__Data excerpts__.
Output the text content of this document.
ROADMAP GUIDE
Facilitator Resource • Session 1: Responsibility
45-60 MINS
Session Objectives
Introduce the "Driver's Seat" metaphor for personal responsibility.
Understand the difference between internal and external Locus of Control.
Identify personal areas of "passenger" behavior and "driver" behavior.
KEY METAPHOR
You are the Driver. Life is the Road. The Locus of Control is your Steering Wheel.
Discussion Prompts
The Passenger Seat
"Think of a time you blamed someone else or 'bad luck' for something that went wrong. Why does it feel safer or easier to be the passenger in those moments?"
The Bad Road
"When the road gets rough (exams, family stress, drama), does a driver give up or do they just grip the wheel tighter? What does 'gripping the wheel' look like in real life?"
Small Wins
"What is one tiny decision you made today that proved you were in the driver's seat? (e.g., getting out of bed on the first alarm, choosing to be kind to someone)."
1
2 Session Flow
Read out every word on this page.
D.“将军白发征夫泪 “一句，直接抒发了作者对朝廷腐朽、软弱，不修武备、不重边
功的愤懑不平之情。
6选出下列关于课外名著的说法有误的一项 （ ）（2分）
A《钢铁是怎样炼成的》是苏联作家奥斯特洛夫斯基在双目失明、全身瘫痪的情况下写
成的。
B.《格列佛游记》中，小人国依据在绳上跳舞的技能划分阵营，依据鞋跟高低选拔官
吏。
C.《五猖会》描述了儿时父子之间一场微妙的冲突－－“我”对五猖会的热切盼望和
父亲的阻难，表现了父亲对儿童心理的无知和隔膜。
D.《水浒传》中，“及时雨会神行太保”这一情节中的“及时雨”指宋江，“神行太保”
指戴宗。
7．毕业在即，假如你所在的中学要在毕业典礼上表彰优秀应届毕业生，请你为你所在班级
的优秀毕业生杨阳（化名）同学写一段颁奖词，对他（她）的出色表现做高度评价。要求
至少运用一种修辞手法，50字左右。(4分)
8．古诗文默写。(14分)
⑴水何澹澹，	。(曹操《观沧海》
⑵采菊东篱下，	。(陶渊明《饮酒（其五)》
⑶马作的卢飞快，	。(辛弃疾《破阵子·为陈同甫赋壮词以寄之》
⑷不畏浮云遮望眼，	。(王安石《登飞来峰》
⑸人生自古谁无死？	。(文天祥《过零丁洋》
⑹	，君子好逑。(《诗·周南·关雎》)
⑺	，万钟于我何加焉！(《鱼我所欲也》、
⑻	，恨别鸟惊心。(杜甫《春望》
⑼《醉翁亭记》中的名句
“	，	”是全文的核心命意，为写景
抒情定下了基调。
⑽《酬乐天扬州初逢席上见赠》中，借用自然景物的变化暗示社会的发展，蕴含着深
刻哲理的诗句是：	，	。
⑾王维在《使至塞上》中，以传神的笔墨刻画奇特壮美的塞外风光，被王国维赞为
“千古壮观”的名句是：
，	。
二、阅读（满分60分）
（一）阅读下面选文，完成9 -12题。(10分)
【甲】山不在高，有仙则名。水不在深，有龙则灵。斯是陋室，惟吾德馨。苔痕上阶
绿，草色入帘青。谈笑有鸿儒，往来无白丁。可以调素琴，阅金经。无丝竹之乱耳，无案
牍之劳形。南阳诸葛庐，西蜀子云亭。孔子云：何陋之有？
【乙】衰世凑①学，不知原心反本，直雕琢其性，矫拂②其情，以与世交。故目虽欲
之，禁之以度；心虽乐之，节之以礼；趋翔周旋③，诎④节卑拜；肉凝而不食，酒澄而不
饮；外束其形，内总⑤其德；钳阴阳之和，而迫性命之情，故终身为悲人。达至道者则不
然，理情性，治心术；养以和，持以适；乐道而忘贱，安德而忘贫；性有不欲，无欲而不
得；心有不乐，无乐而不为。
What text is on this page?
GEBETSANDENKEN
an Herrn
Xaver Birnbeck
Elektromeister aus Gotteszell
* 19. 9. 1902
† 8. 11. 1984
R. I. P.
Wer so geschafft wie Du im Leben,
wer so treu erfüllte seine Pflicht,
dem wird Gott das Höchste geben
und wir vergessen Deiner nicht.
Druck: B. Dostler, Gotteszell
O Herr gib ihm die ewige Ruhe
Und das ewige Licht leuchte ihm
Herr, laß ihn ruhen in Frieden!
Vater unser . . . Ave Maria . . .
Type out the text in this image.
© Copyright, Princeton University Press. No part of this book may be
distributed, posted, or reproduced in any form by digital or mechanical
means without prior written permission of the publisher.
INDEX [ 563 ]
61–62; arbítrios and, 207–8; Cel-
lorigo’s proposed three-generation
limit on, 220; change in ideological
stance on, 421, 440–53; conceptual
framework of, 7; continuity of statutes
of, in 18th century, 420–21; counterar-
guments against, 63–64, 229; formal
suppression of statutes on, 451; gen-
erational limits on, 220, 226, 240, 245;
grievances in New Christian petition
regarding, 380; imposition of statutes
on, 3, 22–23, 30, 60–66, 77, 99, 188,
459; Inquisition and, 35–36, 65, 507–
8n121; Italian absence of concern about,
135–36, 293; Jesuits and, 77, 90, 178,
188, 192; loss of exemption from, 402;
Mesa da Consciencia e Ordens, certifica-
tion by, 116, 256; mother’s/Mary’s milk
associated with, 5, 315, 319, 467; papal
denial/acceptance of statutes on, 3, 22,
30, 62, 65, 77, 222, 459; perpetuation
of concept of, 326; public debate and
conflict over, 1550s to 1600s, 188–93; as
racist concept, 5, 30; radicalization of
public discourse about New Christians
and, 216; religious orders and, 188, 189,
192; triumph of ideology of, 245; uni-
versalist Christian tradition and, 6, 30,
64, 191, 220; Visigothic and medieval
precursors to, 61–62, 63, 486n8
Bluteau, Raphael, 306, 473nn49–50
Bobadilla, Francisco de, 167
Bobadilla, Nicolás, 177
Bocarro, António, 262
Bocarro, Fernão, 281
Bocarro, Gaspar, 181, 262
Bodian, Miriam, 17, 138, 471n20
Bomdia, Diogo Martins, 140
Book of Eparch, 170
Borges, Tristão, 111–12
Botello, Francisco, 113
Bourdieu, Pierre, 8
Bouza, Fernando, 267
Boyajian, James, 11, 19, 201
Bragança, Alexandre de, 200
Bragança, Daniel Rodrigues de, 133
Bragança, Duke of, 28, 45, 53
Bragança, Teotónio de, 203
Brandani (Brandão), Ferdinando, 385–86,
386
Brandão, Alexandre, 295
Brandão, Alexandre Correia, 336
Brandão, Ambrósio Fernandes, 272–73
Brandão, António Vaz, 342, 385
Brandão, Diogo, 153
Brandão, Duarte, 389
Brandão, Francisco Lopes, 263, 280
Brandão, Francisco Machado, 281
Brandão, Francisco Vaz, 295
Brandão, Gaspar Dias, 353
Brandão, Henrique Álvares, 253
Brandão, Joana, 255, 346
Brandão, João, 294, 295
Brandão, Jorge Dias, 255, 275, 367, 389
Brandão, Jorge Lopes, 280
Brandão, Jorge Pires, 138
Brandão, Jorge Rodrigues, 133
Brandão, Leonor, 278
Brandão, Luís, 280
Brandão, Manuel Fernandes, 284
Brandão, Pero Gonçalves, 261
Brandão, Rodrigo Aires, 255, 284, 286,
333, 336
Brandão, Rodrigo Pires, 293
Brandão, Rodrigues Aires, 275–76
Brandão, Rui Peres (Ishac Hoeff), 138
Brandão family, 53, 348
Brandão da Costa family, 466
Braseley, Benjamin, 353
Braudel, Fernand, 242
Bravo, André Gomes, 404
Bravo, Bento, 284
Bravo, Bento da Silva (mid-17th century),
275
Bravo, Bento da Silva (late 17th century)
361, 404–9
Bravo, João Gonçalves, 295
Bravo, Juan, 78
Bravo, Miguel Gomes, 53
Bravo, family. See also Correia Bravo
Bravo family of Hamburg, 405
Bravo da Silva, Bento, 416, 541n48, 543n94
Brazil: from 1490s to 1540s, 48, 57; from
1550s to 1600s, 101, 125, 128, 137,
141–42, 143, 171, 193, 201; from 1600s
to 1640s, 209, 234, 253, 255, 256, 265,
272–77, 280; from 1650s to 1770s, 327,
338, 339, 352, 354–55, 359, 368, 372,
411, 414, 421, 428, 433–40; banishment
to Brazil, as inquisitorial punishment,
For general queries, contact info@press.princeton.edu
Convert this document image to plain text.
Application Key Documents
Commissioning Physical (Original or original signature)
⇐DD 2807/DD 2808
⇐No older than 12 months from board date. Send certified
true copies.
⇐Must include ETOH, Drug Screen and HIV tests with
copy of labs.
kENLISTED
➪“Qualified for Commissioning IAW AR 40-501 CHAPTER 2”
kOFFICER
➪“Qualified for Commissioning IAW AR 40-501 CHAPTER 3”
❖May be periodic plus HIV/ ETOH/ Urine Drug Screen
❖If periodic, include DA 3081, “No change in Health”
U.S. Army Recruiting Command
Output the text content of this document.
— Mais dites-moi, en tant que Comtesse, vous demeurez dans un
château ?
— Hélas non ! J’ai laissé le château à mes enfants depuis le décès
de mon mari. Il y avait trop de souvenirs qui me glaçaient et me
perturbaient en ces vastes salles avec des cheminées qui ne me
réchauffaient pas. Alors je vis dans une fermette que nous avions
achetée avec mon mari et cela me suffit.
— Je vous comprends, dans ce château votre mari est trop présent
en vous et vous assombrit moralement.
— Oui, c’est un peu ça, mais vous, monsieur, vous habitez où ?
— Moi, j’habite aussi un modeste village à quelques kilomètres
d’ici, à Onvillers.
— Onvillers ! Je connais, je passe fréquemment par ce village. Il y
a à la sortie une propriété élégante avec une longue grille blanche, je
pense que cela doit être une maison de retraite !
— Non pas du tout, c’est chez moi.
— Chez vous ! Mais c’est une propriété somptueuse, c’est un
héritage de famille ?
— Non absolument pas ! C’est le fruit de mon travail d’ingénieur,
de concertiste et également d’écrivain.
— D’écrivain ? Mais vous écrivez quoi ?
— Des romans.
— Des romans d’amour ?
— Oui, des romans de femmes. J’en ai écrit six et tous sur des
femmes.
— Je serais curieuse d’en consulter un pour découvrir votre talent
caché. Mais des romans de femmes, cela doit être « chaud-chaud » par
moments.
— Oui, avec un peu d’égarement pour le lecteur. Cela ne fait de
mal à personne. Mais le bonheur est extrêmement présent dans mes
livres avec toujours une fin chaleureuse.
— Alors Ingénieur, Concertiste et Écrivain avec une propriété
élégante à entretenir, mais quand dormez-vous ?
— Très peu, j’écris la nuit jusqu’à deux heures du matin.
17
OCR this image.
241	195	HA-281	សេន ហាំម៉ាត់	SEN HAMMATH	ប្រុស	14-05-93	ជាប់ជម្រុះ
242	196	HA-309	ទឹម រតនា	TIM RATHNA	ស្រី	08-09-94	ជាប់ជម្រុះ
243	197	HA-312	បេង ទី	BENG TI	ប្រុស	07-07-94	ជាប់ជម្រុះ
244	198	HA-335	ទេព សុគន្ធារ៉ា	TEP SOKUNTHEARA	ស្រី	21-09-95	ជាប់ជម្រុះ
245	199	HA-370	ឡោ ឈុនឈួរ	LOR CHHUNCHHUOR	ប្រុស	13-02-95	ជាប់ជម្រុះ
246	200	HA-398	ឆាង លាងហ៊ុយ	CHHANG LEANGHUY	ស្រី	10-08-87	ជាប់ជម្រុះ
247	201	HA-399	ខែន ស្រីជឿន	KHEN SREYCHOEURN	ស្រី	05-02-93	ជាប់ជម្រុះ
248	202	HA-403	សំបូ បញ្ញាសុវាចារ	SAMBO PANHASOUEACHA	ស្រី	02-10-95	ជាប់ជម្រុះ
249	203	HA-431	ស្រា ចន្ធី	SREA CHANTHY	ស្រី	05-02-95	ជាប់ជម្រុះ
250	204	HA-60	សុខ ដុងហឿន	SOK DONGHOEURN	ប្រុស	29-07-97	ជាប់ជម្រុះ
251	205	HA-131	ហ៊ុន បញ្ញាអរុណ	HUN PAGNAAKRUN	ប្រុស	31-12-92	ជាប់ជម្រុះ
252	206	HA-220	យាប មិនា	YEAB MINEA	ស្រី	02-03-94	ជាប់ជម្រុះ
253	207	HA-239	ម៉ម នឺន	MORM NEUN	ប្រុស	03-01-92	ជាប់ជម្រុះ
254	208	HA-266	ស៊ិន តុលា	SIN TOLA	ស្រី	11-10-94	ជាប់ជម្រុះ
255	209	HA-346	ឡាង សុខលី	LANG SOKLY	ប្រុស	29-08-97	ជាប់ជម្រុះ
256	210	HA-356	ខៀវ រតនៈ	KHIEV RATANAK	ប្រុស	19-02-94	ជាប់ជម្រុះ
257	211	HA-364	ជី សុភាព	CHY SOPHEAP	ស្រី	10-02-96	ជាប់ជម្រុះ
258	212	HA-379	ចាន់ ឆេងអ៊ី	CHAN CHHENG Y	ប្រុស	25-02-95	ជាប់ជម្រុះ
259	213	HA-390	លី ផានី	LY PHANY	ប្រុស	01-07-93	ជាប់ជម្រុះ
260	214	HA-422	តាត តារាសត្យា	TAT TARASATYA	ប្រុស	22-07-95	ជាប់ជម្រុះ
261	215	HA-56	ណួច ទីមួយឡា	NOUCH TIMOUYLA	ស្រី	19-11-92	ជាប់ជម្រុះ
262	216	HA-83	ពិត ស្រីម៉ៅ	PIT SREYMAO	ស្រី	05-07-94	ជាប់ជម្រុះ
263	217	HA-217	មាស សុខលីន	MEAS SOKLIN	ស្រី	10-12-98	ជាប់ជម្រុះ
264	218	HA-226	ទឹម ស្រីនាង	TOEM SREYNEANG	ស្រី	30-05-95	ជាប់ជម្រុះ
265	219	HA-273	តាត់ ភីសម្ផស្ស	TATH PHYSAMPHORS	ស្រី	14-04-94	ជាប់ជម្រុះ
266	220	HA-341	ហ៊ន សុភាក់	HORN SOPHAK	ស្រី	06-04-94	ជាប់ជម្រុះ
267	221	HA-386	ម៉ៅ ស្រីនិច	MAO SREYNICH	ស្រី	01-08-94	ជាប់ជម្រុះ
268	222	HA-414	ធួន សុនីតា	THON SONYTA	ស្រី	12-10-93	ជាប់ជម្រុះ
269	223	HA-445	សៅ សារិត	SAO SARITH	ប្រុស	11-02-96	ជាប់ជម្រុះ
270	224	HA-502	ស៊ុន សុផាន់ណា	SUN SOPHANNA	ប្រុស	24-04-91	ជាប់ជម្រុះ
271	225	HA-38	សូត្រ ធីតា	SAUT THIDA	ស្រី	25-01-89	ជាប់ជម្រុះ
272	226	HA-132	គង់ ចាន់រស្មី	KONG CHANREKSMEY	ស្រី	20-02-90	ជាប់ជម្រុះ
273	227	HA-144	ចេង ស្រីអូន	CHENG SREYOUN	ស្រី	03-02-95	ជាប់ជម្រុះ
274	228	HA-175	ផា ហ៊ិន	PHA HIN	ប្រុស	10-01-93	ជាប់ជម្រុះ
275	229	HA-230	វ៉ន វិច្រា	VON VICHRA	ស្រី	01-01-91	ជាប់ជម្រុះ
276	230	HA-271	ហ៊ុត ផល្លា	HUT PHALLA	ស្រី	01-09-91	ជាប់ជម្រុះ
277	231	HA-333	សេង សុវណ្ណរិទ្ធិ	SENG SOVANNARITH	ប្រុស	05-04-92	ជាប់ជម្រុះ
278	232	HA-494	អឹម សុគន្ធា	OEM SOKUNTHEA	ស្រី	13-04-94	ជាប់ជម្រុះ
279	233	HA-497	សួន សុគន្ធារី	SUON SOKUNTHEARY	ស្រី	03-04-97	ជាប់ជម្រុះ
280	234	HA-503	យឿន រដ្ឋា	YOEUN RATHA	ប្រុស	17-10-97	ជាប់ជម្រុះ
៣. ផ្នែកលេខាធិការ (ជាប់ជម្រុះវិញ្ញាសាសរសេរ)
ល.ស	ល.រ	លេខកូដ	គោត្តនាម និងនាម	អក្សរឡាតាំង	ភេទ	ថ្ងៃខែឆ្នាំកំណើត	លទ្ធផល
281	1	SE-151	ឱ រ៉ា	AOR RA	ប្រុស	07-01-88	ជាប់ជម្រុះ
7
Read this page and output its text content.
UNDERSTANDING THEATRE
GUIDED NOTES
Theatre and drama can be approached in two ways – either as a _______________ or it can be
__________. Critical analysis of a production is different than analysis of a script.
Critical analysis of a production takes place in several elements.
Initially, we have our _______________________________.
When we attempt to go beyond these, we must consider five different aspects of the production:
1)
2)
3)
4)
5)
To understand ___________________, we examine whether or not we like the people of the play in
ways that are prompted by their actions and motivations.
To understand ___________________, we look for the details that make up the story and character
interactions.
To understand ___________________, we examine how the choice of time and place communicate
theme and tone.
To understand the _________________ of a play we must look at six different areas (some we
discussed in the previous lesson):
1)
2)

__What the task requires__.
Which lines hold the word "personal"? Copy each of them from the records.

__Task output__.
Introduce the "Driver's Seat" metaphor for personal responsibility.
Identify personal areas of "passenger" behavior and "driver" behavior.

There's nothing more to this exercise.